Short problem: Copy the listing below in full and skip every picture.

*** Dataset records ***

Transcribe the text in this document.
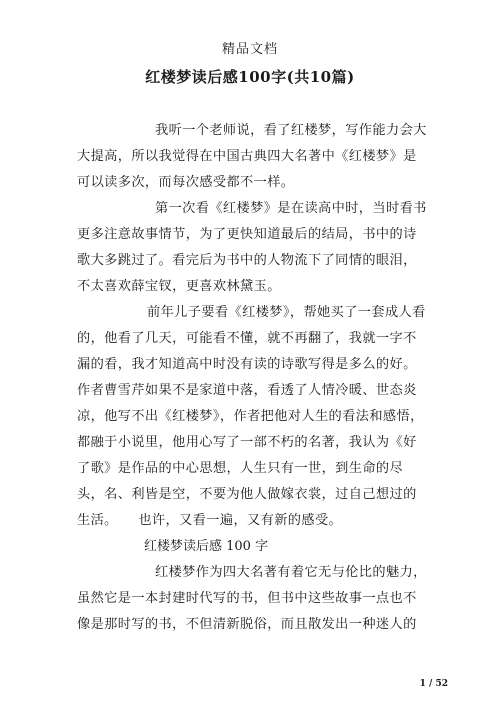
精品文档
红楼梦读后感100字(共10篇)
我听一个老师说，看了红楼梦，写作能力会大
大提高，所以我觉得在中国古典四大名著中《红楼梦》是
可以读多次，而每次感受都不一样。
第一次看《红楼梦》是在读高中时，当时看书
更多注意故事情节，为了更快知道最后的结局，书中的诗
歌大多跳过了。看完后为书中的人物流下了同情的眼泪，
不太喜欢薛宝钗，更喜欢林黛玉。
前年儿子要看《红楼梦》，帮她买了一套成人看
的，他看了几天，可能看不懂，就不再翻了，我就一字不
漏的看，我才知道高中时没有读的诗歌写得是多么的好。
作者曹雪芹如果不是家道中落，看透了人情冷暖、世态炎
凉，他写不出《红楼梦》，作者把他对人生的看法和感悟，
都融于小说里，他用心写了一部不朽的名著，我认为《好
了歌》是作品的中心思想，人生只有一世，到生命的尽
头，名、利皆是空，不要为他人做嫁衣裳，过自己想过的
生活。　　也许，又看一遍，又有新的感受。
红楼梦读后感 100 字
红楼梦作为四大名著有着它无与伦比的魅力，
虽然它是一本封建时代写的书，但书中这些故事一点也不
像是那时写的书，不但清新脱俗，而且散发出一种迷人的
1 / 52
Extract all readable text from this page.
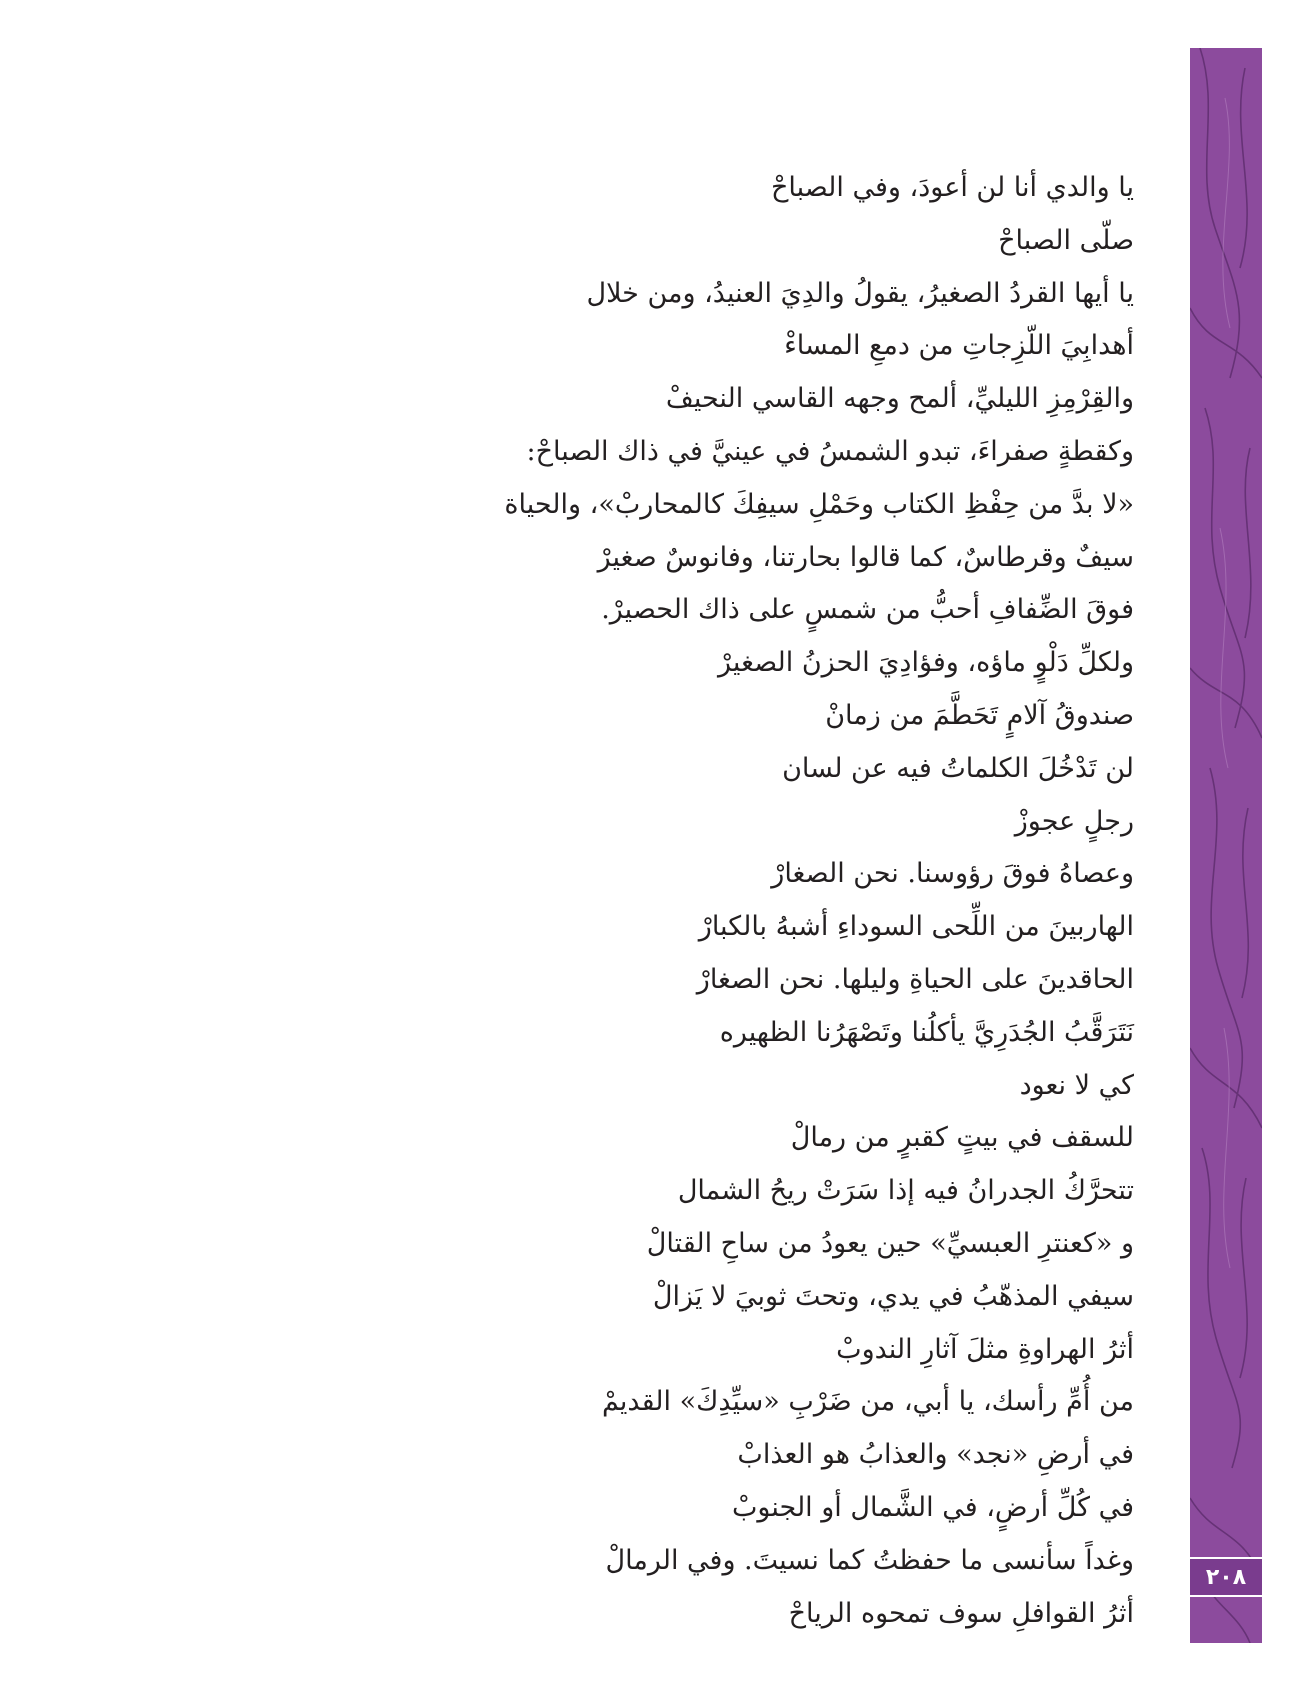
٢٠٨
يا والدي أنا لن أعودَ، وفي الصباحْ
صلّى الصباحْ
يا أيها القردُ الصغيرُ، يقولُ والدِيَ العنيدُ، ومن خلال
أهدابِيَ اللّزِجاتِ من دمعِ المساءْ
والقِرْمِزِ الليليِّ، ألمح وجهه القاسي النحيفْ
وكقطةٍ صفراءَ، تبدو الشمسُ في عينيَّ في ذاك الصباحْ:
«لا بدَّ من حِفْظِ الكتاب وحَمْلِ سيفِكَ كالمحاربْ»، والحياة
سيفٌ وقرطاسٌ، كما قالوا بحارتنا، وفانوسٌ صغيرْ
فوقَ الضِّفافِ أحبُّ من شمسٍ على ذاك الحصيرْ.
ولكلِّ دَلْوٍ ماؤه، وفؤادِيَ الحزنُ الصغيرْ
صندوقُ آلامٍ تَحَطَّمَ من زمانْ
لن تَدْخُلَ الكلماتُ فيه عن لسان
رجلٍ عجوزْ
وعصاهُ فوقَ رؤوسنا. نحن الصغارْ
الهاربينَ من اللِّحى السوداءِ أشبهُ بالكبارْ
الحاقدينَ على الحياةِ وليلها. نحن الصغارْ
نَتَرَقَّبُ الجُدَرِيَّ يأكلُنا وتَصْهَرُنا الظهيره
كي لا نعود
للسقف في بيتٍ كقبرٍ من رمالْ
تتحرَّكُ الجدرانُ فيه إذا سَرَتْ ريحُ الشمال
و «كعنترِ العبسيِّ» حين يعودُ من ساحِ القتالْ
سيفي المذهّبُ في يدي، وتحتَ ثوبيَ لا يَزالْ
أثرُ الهراوةِ مثلَ آثارِ الندوبْ
من أُمِّ رأسك، يا أبي، من ضَرْبِ «سيِّدِكَ» القديمْ
في أرضِ «نجد» والعذابُ هو العذابْ
في كُلِّ أرضٍ، في الشَّمال أو الجنوبْ
وغداً سأنسى ما حفظتُ كما نسيتَ. وفي الرمالْ
أثرُ القوافلِ سوف تمحوه الرياحْ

***

The reply:
Transcribe the text in this document.
精品文档
红楼梦读后感100字(共10篇)
我听一个老师说，看了红楼梦，写作能力会大
大提高，所以我觉得在中国古典四大名著中《红楼梦》是
可以读多次，而每次感受都不一样。
第一次看《红楼梦》是在读高中时，当时看书
更多注意故事情节，为了更快知道最后的结局，书中的诗
歌大多跳过了。看完后为书中的人物流下了同情的眼泪，
不太喜欢薛宝钗，更喜欢林黛玉。
前年儿子要看《红楼梦》，帮她买了一套成人看
的，他看了几天，可能看不懂，就不再翻了，我就一字不
漏的看，我才知道高中时没有读的诗歌写得是多么的好。
作者曹雪芹如果不是家道中落，看透了人情冷暖、世态炎
凉，他写不出《红楼梦》，作者把他对人生的看法和感悟，
都融于小说里，他用心写了一部不朽的名著，我认为《好
了歌》是作品的中心思想，人生只有一世，到生命的尽
头，名、利皆是空，不要为他人做嫁衣裳，过自己想过的
生活。　　也许，又看一遍，又有新的感受。
红楼梦读后感 100 字
红楼梦作为四大名著有着它无与伦比的魅力，
虽然它是一本封建时代写的书，但书中这些故事一点也不
像是那时写的书，不但清新脱俗，而且散发出一种迷人的
1 / 52
Extract all readable text from this page.
٢٠٨
يا والدي أنا لن أعودَ، وفي الصباحْ
صلّى الصباحْ
يا أيها القردُ الصغيرُ، يقولُ والدِيَ العنيدُ، ومن خلال
أهدابِيَ اللّزِجاتِ من دمعِ المساءْ
والقِرْمِزِ الليليِّ، ألمح وجهه القاسي النحيفْ
وكقطةٍ صفراءَ، تبدو الشمسُ في عينيَّ في ذاك الصباحْ:
«لا بدَّ من حِفْظِ الكتاب وحَمْلِ سيفِكَ كالمحاربْ»، والحياة
سيفٌ وقرطاسٌ، كما قالوا بحارتنا، وفانوسٌ صغيرْ
فوقَ الضِّفافِ أحبُّ من شمسٍ على ذاك الحصيرْ.
ولكلِّ دَلْوٍ ماؤه، وفؤادِيَ الحزنُ الصغيرْ
صندوقُ آلامٍ تَحَطَّمَ من زمانْ
لن تَدْخُلَ الكلماتُ فيه عن لسان
رجلٍ عجوزْ
وعصاهُ فوقَ رؤوسنا. نحن الصغارْ
الهاربينَ من اللِّحى السوداءِ أشبهُ بالكبارْ
الحاقدينَ على الحياةِ وليلها. نحن الصغارْ
نَتَرَقَّبُ الجُدَرِيَّ يأكلُنا وتَصْهَرُنا الظهيره
كي لا نعود
للسقف في بيتٍ كقبرٍ من رمالْ
تتحرَّكُ الجدرانُ فيه إذا سَرَتْ ريحُ الشمال
و «كعنترِ العبسيِّ» حين يعودُ من ساحِ القتالْ
سيفي المذهّبُ في يدي، وتحتَ ثوبيَ لا يَزالْ
أثرُ الهراوةِ مثلَ آثارِ الندوبْ
من أُمِّ رأسك، يا أبي، من ضَرْبِ «سيِّدِكَ» القديمْ
في أرضِ «نجد» والعذابُ هو العذابْ
في كُلِّ أرضٍ، في الشَّمال أو الجنوبْ
وغداً سأنسى ما حفظتُ كما نسيتَ. وفي الرمالْ
أثرُ القوافلِ سوف تمحوه الرياحْ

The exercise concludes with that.